> _YOUR GOAL_:
Reproduce each line exactly. Skip none.

> _DATASET ENTRIES_:

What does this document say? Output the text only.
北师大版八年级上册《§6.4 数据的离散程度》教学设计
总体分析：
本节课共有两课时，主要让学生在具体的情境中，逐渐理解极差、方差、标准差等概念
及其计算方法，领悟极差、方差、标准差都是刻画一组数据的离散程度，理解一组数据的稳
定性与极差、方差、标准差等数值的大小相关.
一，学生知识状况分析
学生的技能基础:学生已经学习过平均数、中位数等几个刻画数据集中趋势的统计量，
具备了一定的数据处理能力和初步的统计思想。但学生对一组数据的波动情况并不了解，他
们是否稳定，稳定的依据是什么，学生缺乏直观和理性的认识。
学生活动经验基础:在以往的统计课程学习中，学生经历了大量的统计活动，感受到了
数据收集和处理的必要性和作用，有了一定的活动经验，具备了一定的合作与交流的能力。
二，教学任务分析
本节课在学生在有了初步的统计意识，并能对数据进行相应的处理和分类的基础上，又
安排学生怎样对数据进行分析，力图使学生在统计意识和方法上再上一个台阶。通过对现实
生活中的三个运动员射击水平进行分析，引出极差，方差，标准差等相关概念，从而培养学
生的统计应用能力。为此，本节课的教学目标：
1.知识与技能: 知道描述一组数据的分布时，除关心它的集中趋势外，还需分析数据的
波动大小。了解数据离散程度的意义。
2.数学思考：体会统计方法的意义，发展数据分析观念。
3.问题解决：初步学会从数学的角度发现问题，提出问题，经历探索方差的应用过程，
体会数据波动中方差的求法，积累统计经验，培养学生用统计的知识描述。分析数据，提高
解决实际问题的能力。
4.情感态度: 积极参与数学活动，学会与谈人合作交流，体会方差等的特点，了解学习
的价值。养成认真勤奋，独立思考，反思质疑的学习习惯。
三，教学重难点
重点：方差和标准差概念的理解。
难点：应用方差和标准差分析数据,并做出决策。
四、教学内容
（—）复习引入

> _CORRECT RESPONSE_:
What does this document say? Output the text only.
北师大版八年级上册《§6.4 数据的离散程度》教学设计
总体分析：
本节课共有两课时，主要让学生在具体的情境中，逐渐理解极差、方差、标准差等概念
及其计算方法，领悟极差、方差、标准差都是刻画一组数据的离散程度，理解一组数据的稳
定性与极差、方差、标准差等数值的大小相关.
一，学生知识状况分析
学生的技能基础:学生已经学习过平均数、中位数等几个刻画数据集中趋势的统计量，
具备了一定的数据处理能力和初步的统计思想。但学生对一组数据的波动情况并不了解，他
们是否稳定，稳定的依据是什么，学生缺乏直观和理性的认识。
学生活动经验基础:在以往的统计课程学习中，学生经历了大量的统计活动，感受到了
数据收集和处理的必要性和作用，有了一定的活动经验，具备了一定的合作与交流的能力。
二，教学任务分析
本节课在学生在有了初步的统计意识，并能对数据进行相应的处理和分类的基础上，又
安排学生怎样对数据进行分析，力图使学生在统计意识和方法上再上一个台阶。通过对现实
生活中的三个运动员射击水平进行分析，引出极差，方差，标准差等相关概念，从而培养学
生的统计应用能力。为此，本节课的教学目标：
1.知识与技能: 知道描述一组数据的分布时，除关心它的集中趋势外，还需分析数据的
波动大小。了解数据离散程度的意义。
2.数学思考：体会统计方法的意义，发展数据分析观念。
3.问题解决：初步学会从数学的角度发现问题，提出问题，经历探索方差的应用过程，
体会数据波动中方差的求法，积累统计经验，培养学生用统计的知识描述。分析数据，提高
解决实际问题的能力。
4.情感态度: 积极参与数学活动，学会与谈人合作交流，体会方差等的特点，了解学习
的价值。养成认真勤奋，独立思考，反思质疑的学习习惯。
三，教学重难点
重点：方差和标准差概念的理解。
难点：应用方差和标准差分析数据,并做出决策。
四、教学内容
（—）复习引入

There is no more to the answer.